# Work required
From the records below, give the number of lines that contain the string "blue", without any other text.

Items from a figure collection:
.....

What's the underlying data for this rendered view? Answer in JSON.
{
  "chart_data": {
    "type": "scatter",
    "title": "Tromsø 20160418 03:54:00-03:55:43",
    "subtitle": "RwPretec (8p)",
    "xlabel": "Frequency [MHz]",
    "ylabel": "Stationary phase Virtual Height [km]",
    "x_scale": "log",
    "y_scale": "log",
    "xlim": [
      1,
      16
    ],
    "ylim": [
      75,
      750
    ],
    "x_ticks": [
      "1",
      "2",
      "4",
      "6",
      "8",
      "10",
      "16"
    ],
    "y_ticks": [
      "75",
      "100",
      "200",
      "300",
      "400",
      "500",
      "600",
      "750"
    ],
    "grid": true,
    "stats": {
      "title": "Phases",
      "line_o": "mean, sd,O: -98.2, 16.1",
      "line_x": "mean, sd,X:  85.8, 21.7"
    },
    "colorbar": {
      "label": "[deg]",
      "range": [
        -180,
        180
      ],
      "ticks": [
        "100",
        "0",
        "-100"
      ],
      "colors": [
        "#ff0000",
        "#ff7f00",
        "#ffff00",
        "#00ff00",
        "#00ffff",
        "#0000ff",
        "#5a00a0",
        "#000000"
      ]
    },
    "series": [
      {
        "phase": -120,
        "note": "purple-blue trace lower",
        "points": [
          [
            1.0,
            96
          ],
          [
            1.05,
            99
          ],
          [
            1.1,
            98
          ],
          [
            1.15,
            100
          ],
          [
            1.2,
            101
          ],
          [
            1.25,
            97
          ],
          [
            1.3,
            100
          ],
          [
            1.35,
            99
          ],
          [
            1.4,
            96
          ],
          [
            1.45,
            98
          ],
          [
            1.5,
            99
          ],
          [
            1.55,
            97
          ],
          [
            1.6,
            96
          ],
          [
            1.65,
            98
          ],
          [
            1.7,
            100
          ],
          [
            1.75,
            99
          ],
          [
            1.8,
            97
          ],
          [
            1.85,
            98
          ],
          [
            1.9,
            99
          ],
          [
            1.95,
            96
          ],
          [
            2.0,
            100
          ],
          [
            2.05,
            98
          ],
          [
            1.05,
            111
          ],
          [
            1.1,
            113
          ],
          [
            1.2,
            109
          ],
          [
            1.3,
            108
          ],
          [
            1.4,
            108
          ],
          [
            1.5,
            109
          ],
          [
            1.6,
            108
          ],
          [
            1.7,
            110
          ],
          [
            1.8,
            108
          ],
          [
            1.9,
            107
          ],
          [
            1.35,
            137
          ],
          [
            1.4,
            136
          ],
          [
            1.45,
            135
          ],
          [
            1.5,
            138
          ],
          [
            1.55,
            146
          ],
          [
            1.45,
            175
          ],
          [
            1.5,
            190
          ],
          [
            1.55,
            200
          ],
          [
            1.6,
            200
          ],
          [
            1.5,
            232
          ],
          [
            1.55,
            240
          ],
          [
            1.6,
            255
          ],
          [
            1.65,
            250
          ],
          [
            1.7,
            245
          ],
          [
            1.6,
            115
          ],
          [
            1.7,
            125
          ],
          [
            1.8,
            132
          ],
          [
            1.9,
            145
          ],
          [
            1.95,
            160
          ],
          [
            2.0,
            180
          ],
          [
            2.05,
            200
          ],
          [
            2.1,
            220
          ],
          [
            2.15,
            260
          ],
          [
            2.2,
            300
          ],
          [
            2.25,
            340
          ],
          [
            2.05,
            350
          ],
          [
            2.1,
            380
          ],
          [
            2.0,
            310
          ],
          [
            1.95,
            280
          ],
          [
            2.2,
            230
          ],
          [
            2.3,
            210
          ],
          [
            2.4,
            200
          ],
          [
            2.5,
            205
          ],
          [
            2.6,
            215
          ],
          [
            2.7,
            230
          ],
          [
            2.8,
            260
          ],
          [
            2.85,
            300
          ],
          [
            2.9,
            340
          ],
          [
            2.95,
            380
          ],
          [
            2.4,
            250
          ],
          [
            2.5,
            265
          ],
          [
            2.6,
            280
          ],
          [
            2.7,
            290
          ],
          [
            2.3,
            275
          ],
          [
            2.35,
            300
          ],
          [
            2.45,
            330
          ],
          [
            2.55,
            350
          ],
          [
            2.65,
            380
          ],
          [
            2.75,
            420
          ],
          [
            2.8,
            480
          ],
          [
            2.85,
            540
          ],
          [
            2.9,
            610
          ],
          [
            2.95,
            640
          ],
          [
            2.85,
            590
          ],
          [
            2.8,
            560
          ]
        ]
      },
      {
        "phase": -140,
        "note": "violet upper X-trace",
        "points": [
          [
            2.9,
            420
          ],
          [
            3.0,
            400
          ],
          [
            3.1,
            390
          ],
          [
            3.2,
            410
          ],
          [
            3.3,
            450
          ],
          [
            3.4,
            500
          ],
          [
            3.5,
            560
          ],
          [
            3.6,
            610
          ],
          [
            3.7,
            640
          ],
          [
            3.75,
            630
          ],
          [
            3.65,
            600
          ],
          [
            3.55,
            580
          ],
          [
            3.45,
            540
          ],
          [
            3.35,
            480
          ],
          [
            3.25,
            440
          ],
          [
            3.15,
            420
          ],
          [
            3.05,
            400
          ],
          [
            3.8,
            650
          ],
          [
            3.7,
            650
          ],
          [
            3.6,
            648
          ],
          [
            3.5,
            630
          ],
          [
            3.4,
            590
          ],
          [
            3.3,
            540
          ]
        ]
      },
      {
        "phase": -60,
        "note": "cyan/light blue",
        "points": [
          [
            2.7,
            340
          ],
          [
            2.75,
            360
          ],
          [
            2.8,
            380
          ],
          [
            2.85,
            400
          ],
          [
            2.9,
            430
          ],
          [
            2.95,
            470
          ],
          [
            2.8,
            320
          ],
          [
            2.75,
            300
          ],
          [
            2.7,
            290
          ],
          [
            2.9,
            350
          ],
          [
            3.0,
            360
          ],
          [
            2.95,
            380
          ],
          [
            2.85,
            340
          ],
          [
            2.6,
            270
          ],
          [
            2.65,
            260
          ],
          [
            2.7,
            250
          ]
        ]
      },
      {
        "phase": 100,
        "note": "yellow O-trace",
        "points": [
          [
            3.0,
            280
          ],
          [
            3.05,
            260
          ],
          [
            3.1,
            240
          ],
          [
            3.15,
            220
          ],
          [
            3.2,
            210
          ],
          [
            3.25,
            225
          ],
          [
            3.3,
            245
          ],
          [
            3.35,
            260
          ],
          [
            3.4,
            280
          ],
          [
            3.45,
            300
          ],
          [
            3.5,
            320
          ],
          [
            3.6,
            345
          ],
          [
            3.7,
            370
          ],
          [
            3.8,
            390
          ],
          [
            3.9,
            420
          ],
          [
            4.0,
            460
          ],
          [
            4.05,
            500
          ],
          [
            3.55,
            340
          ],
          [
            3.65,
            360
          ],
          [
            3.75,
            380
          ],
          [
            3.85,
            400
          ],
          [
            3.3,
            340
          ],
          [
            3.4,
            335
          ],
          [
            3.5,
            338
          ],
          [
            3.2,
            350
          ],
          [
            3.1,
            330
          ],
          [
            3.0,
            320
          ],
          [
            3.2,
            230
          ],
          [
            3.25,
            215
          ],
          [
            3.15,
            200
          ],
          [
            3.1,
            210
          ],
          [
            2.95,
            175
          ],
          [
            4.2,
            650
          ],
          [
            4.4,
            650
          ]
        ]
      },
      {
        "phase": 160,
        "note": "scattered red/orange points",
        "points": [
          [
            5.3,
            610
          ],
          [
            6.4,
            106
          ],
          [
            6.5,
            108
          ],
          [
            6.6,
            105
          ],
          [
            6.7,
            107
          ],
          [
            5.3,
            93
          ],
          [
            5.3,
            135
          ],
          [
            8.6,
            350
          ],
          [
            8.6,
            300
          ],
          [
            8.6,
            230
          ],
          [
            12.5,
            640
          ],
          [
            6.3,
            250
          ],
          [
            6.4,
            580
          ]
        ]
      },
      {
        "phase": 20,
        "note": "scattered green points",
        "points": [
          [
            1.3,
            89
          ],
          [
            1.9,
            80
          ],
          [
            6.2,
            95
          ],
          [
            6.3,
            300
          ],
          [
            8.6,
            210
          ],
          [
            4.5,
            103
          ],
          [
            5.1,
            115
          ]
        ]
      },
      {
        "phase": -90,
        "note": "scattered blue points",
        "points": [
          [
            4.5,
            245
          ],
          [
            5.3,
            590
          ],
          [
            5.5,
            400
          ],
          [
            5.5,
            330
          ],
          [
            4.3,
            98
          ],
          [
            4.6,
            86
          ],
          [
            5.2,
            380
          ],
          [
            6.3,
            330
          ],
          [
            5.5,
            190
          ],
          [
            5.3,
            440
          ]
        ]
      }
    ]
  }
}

.....

# Correct result
3